*** ENTRIES PROVIDED Section Begins ***

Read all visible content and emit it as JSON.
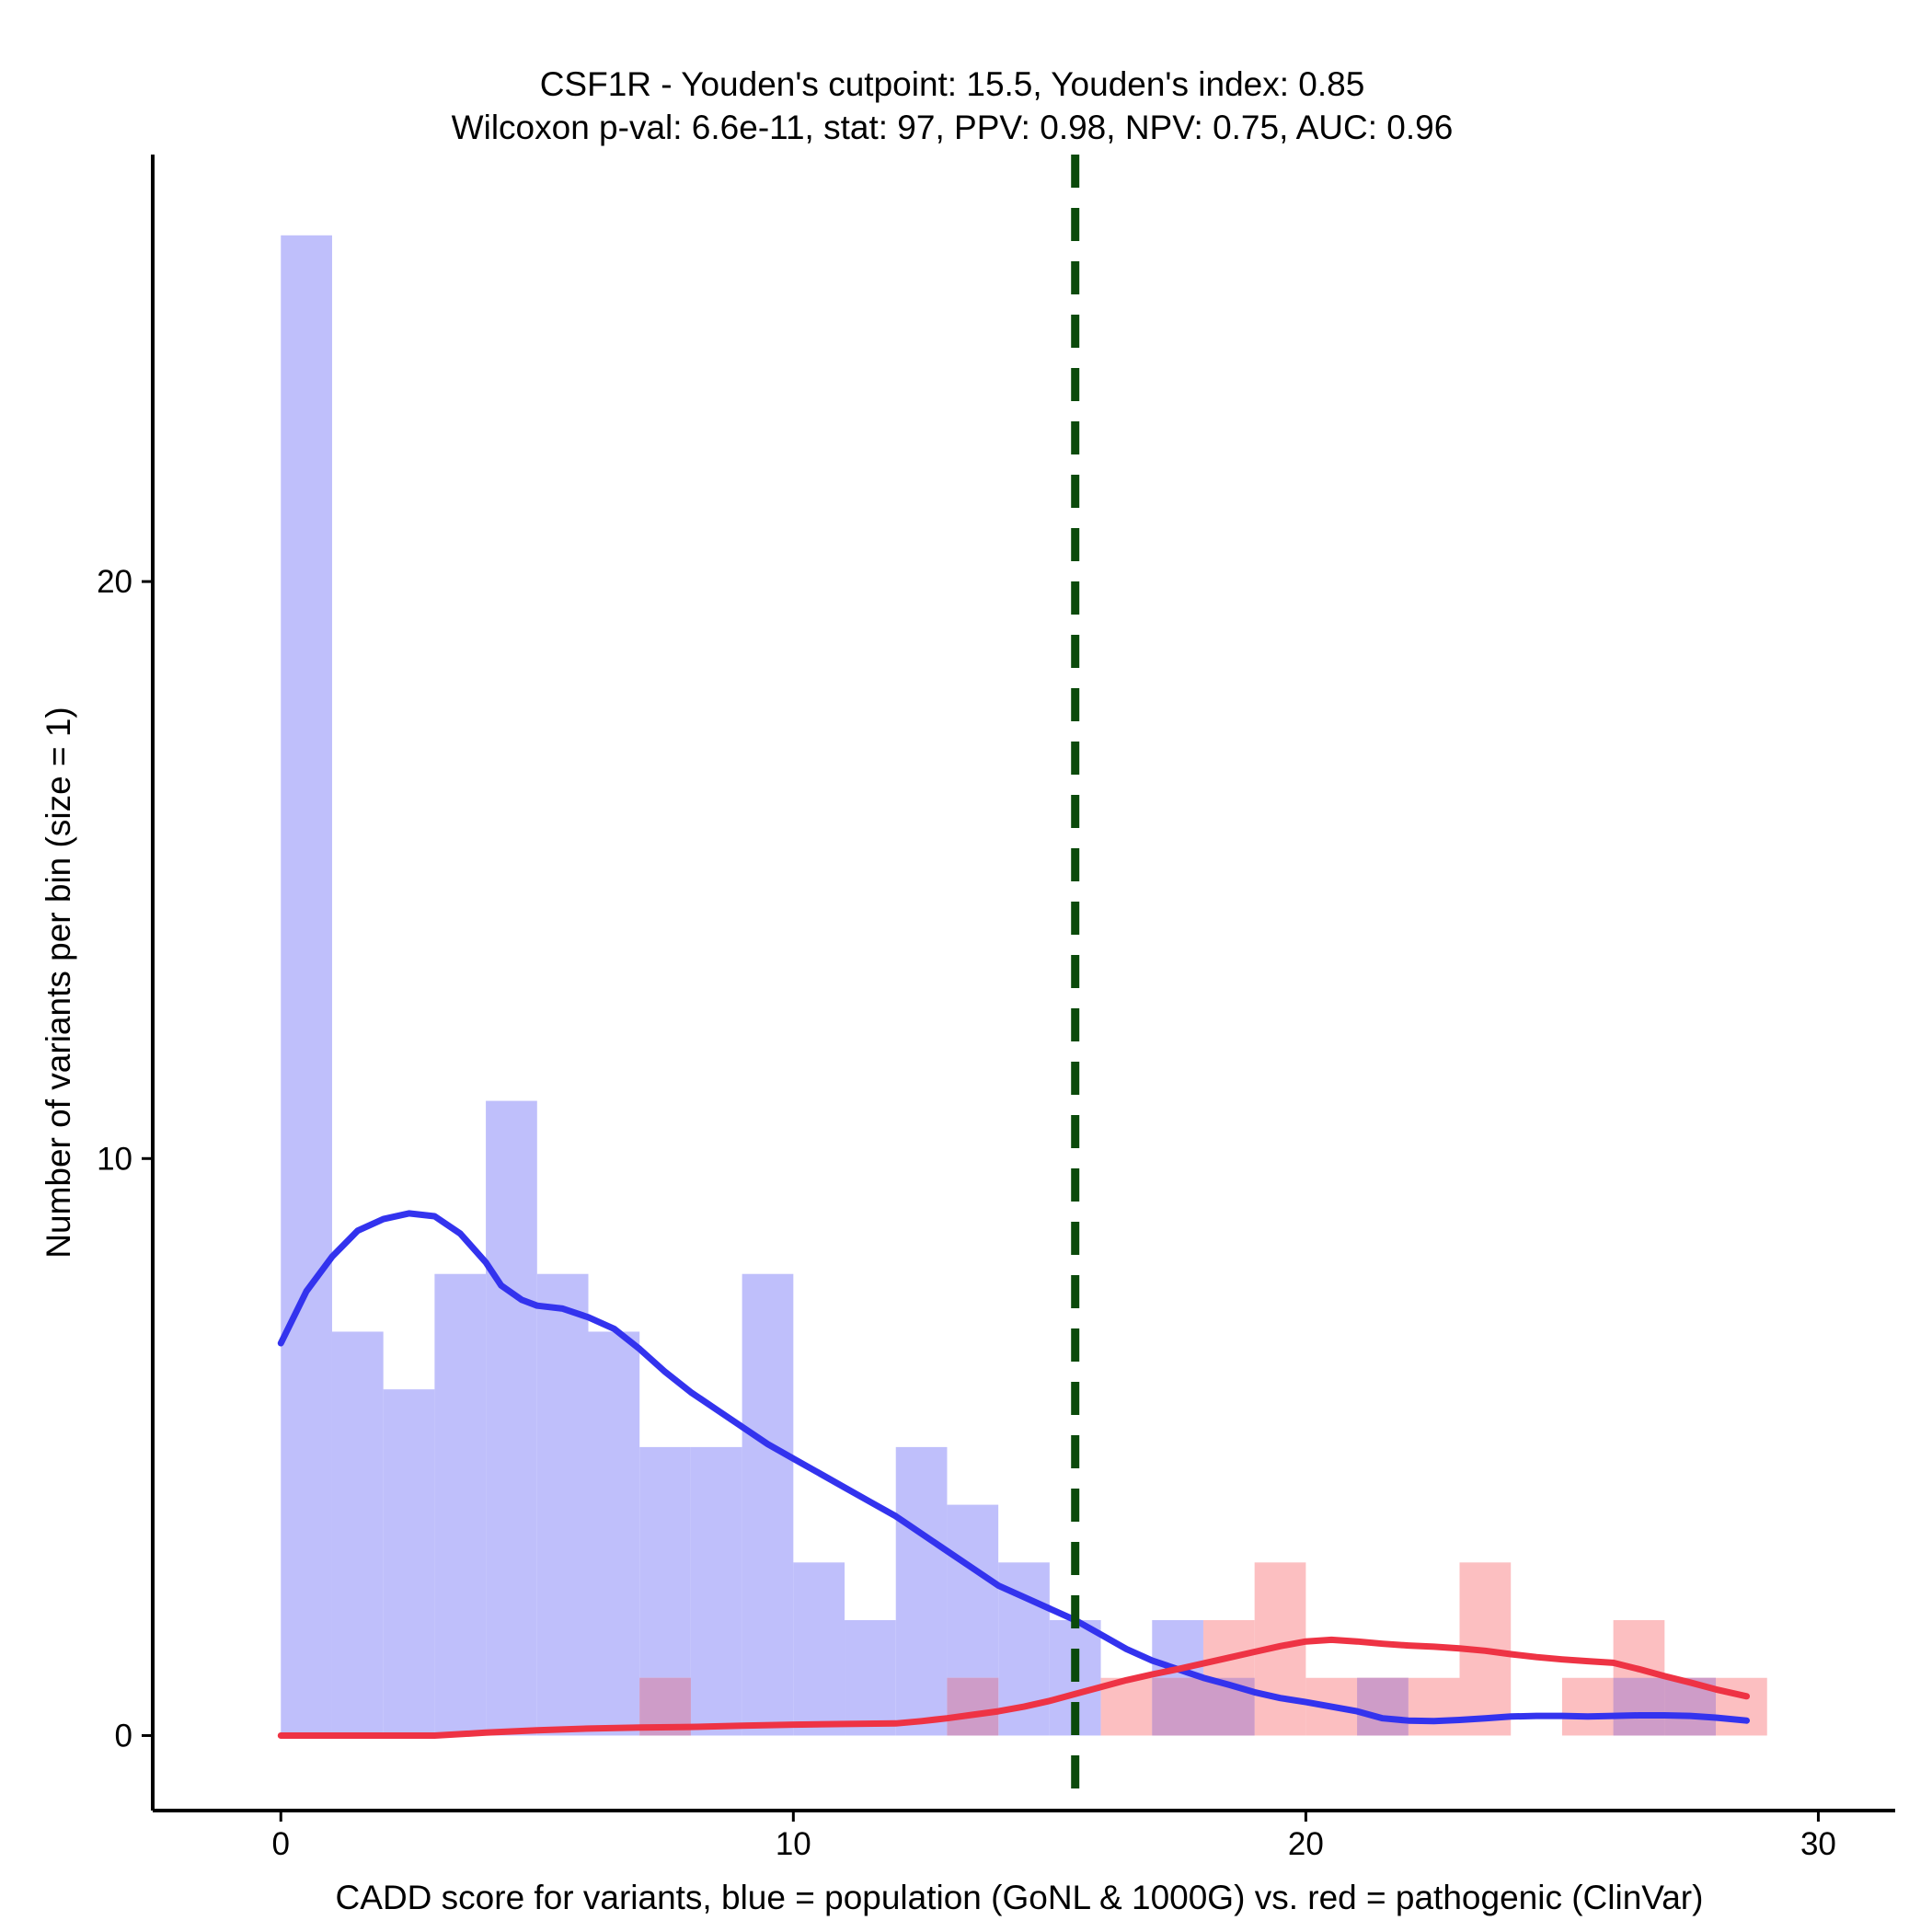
{
  "chart_data": {
    "type": "histogram",
    "title": "CSF1R - Youden's cutpoint: 15.5, Youden's index: 0.85",
    "subtitle": "Wilcoxon p-val: 6.6e-11, stat: 97, PPV: 0.98, NPV: 0.75, AUC: 0.96",
    "xlabel": "CADD score for variants, blue = population (GoNL & 1000G) vs. red = pathogenic (ClinVar)",
    "ylabel": "Number of variants per bin (size = 1)",
    "xlim": [
      -2.5,
      31.5
    ],
    "ylim": [
      -1.3,
      27.4
    ],
    "x_ticks": [
      0,
      10,
      20,
      30
    ],
    "x_tick_labels": [
      "0",
      "10",
      "20",
      "30"
    ],
    "y_ticks": [
      0,
      10,
      20
    ],
    "y_tick_labels": [
      "0",
      "10",
      "20"
    ],
    "cutpoint": 15.5,
    "bin_size": 1,
    "colors": {
      "population_fill": "#bfbffb",
      "pathogenic_fill": "#fcbfc1",
      "overlap_fill": "#ce9cc8",
      "population_line": "#3333ee",
      "pathogenic_line": "#ee3344",
      "cutpoint_line": "#0b4a0b"
    },
    "series": [
      {
        "name": "population (GoNL & 1000G)",
        "bins": [
          {
            "x0": 0,
            "count": 26
          },
          {
            "x0": 1,
            "count": 7
          },
          {
            "x0": 2,
            "count": 6
          },
          {
            "x0": 3,
            "count": 8
          },
          {
            "x0": 4,
            "count": 11
          },
          {
            "x0": 5,
            "count": 8
          },
          {
            "x0": 6,
            "count": 7
          },
          {
            "x0": 7,
            "count": 5
          },
          {
            "x0": 8,
            "count": 5
          },
          {
            "x0": 9,
            "count": 8
          },
          {
            "x0": 10,
            "count": 3
          },
          {
            "x0": 11,
            "count": 2
          },
          {
            "x0": 12,
            "count": 5
          },
          {
            "x0": 13,
            "count": 4
          },
          {
            "x0": 14,
            "count": 3
          },
          {
            "x0": 15,
            "count": 2
          },
          {
            "x0": 17,
            "count": 2
          },
          {
            "x0": 18,
            "count": 1
          },
          {
            "x0": 21,
            "count": 1
          },
          {
            "x0": 26,
            "count": 1
          },
          {
            "x0": 27,
            "count": 1
          }
        ],
        "density_curve": [
          [
            0,
            6.8
          ],
          [
            0.5,
            7.7
          ],
          [
            1,
            8.3
          ],
          [
            1.5,
            8.75
          ],
          [
            2,
            8.95
          ],
          [
            2.5,
            9.05
          ],
          [
            3,
            9.0
          ],
          [
            3.5,
            8.7
          ],
          [
            4,
            8.2
          ],
          [
            4.3,
            7.8
          ],
          [
            4.7,
            7.55
          ],
          [
            5,
            7.45
          ],
          [
            5.5,
            7.4
          ],
          [
            6,
            7.25
          ],
          [
            6.5,
            7.05
          ],
          [
            7,
            6.7
          ],
          [
            7.5,
            6.3
          ],
          [
            8,
            5.95
          ],
          [
            8.5,
            5.65
          ],
          [
            9,
            5.35
          ],
          [
            9.5,
            5.05
          ],
          [
            10,
            4.8
          ],
          [
            10.5,
            4.55
          ],
          [
            11,
            4.3
          ],
          [
            11.5,
            4.05
          ],
          [
            12,
            3.8
          ],
          [
            12.5,
            3.5
          ],
          [
            13,
            3.2
          ],
          [
            13.5,
            2.9
          ],
          [
            14,
            2.6
          ],
          [
            14.5,
            2.4
          ],
          [
            15,
            2.2
          ],
          [
            15.5,
            2.0
          ],
          [
            16,
            1.75
          ],
          [
            16.5,
            1.5
          ],
          [
            17,
            1.3
          ],
          [
            17.5,
            1.15
          ],
          [
            18,
            1.0
          ],
          [
            18.5,
            0.88
          ],
          [
            19,
            0.75
          ],
          [
            19.5,
            0.65
          ],
          [
            20,
            0.58
          ],
          [
            20.5,
            0.5
          ],
          [
            21,
            0.42
          ],
          [
            21.5,
            0.3
          ],
          [
            22,
            0.26
          ],
          [
            22.5,
            0.25
          ],
          [
            23,
            0.27
          ],
          [
            23.5,
            0.3
          ],
          [
            24,
            0.33
          ],
          [
            24.5,
            0.34
          ],
          [
            25,
            0.34
          ],
          [
            25.5,
            0.33
          ],
          [
            26,
            0.34
          ],
          [
            26.5,
            0.35
          ],
          [
            27,
            0.35
          ],
          [
            27.5,
            0.34
          ],
          [
            28,
            0.31
          ],
          [
            28.6,
            0.26
          ]
        ]
      },
      {
        "name": "pathogenic (ClinVar)",
        "bins": [
          {
            "x0": 7,
            "count": 1
          },
          {
            "x0": 13,
            "count": 1
          },
          {
            "x0": 16,
            "count": 1
          },
          {
            "x0": 17,
            "count": 1
          },
          {
            "x0": 18,
            "count": 2
          },
          {
            "x0": 19,
            "count": 3
          },
          {
            "x0": 20,
            "count": 1
          },
          {
            "x0": 21,
            "count": 1
          },
          {
            "x0": 22,
            "count": 1
          },
          {
            "x0": 23,
            "count": 3
          },
          {
            "x0": 25,
            "count": 1
          },
          {
            "x0": 26,
            "count": 2
          },
          {
            "x0": 27,
            "count": 1
          },
          {
            "x0": 28,
            "count": 1
          }
        ],
        "density_curve": [
          [
            0,
            0.0
          ],
          [
            1,
            0.0
          ],
          [
            2,
            0.0
          ],
          [
            3,
            0.0
          ],
          [
            4,
            0.05
          ],
          [
            5,
            0.09
          ],
          [
            6,
            0.12
          ],
          [
            7,
            0.14
          ],
          [
            8,
            0.15
          ],
          [
            9,
            0.17
          ],
          [
            10,
            0.19
          ],
          [
            11,
            0.2
          ],
          [
            12,
            0.21
          ],
          [
            12.5,
            0.25
          ],
          [
            13,
            0.3
          ],
          [
            13.5,
            0.36
          ],
          [
            14,
            0.42
          ],
          [
            14.5,
            0.5
          ],
          [
            15,
            0.6
          ],
          [
            15.5,
            0.72
          ],
          [
            16,
            0.84
          ],
          [
            16.5,
            0.96
          ],
          [
            17,
            1.06
          ],
          [
            17.5,
            1.15
          ],
          [
            18,
            1.25
          ],
          [
            18.5,
            1.35
          ],
          [
            19,
            1.45
          ],
          [
            19.5,
            1.55
          ],
          [
            20,
            1.63
          ],
          [
            20.5,
            1.66
          ],
          [
            21,
            1.63
          ],
          [
            21.5,
            1.59
          ],
          [
            22,
            1.56
          ],
          [
            22.5,
            1.54
          ],
          [
            23,
            1.51
          ],
          [
            23.5,
            1.47
          ],
          [
            24,
            1.41
          ],
          [
            24.5,
            1.36
          ],
          [
            25,
            1.32
          ],
          [
            25.5,
            1.29
          ],
          [
            26,
            1.26
          ],
          [
            26.5,
            1.15
          ],
          [
            27,
            1.03
          ],
          [
            27.5,
            0.92
          ],
          [
            28,
            0.8
          ],
          [
            28.6,
            0.68
          ]
        ]
      }
    ]
  }
}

*** ENTRIES PROVIDED Section Ends ***

PROMPT: Whenever the string "variants" shows up in a line above, copy that line.

SOLUTION TO THE PROBLEM:
    "xlabel": "CADD score for variants, blue = population (GoNL & 1000G) vs. red = pathogenic (ClinVar)",
    "ylabel": "Number of variants per bin (size = 1)",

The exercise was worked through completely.